------ AVAILABLE DATA ------

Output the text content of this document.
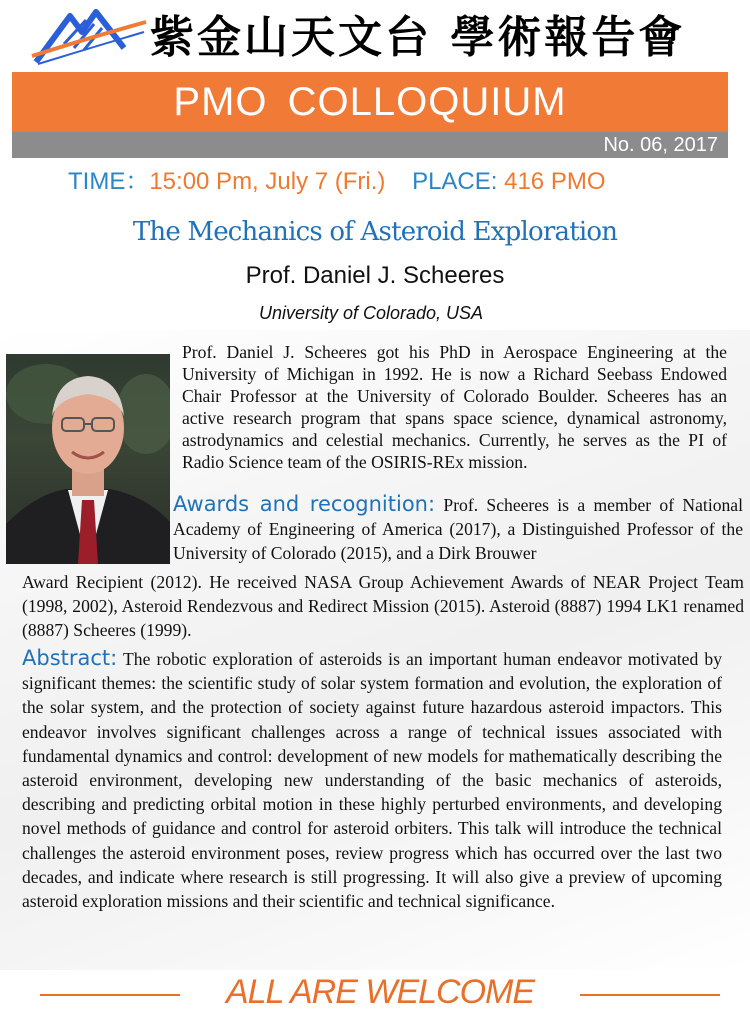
紫金山天文台 學術報告會
PMO COLLOQUIUM
No. 06, 2017
TIME：15:00 Pm, July 7 (Fri.) PLACE: 416 PMO
The Mechanics of Asteroid Exploration
Prof. Daniel J. Scheeres
University of Colorado, USA
Prof. Daniel J. Scheeres got his PhD in Aerospace Engineering at the University of Michigan in 1992. He is now a Richard Seebass Endowed Chair Professor at the University of Colorado Boulder. Scheeres has an active research program that spans space science, dynamical astronomy, astrodynamics and celestial mechanics. Currently, he serves as the PI of Radio Science team of the OSIRIS-REx mission.
Awards and recognition: Prof. Scheeres is a member of National Academy of Engineering of America (2017), a Distinguished Professor of the University of Colorado (2015), and a Dirk Brouwer
Award Recipient (2012). He received NASA Group Achievement Awards of NEAR Project Team (1998, 2002), Asteroid Rendezvous and Redirect Mission (2015). Asteroid (8887) 1994 LK1 renamed (8887) Scheeres (1999).
Abstract: The robotic exploration of asteroids is an important human endeavor motivated by significant themes: the scientific study of solar system formation and evolution, the exploration of the solar system, and the protection of society against future hazardous asteroid impactors. This endeavor involves significant challenges across a range of technical issues associated with fundamental dynamics and control: development of new models for mathematically describing the asteroid environment, developing new understanding of the basic mechanics of asteroids, describing and predicting orbital motion in these highly perturbed environments, and developing novel methods of guidance and control for asteroid orbiters. This talk will introduce the technical challenges the asteroid environment poses, review progress which has occurred over the last two decades, and indicate where research is still progressing. It will also give a preview of upcoming asteroid exploration missions and their scientific and technical significance.
ALL ARE WELCOME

------

> [EXERCISE]:
Copy out every line where the word "Scheeres" occurs.

> [SOLVED PROBLEM]:
Prof. Daniel J. Scheeres
Prof. Daniel J. Scheeres got his PhD in Aerospace Engineering at the University of Michigan in 1992. He is now a Richard Seebass Endowed Chair Professor at the University of Colorado Boulder. Scheeres has an active research program that spans space science, dynamical astronomy, astrodynamics and celestial mechanics. Currently, he serves as the PI of Radio Science team of the OSIRIS-REx mission.
Awards and recognition: Prof. Scheeres is a member of National Academy of Engineering of America (2017), a Distinguished Professor of the University of Colorado (2015), and a Dirk Brouwer
Award Recipient (2012). He received NASA Group Achievement Awards of NEAR Project Team (1998, 2002), Asteroid Rendezvous and Redirect Mission (2015). Asteroid (8887) 1994 LK1 renamed (8887) Scheeres (1999).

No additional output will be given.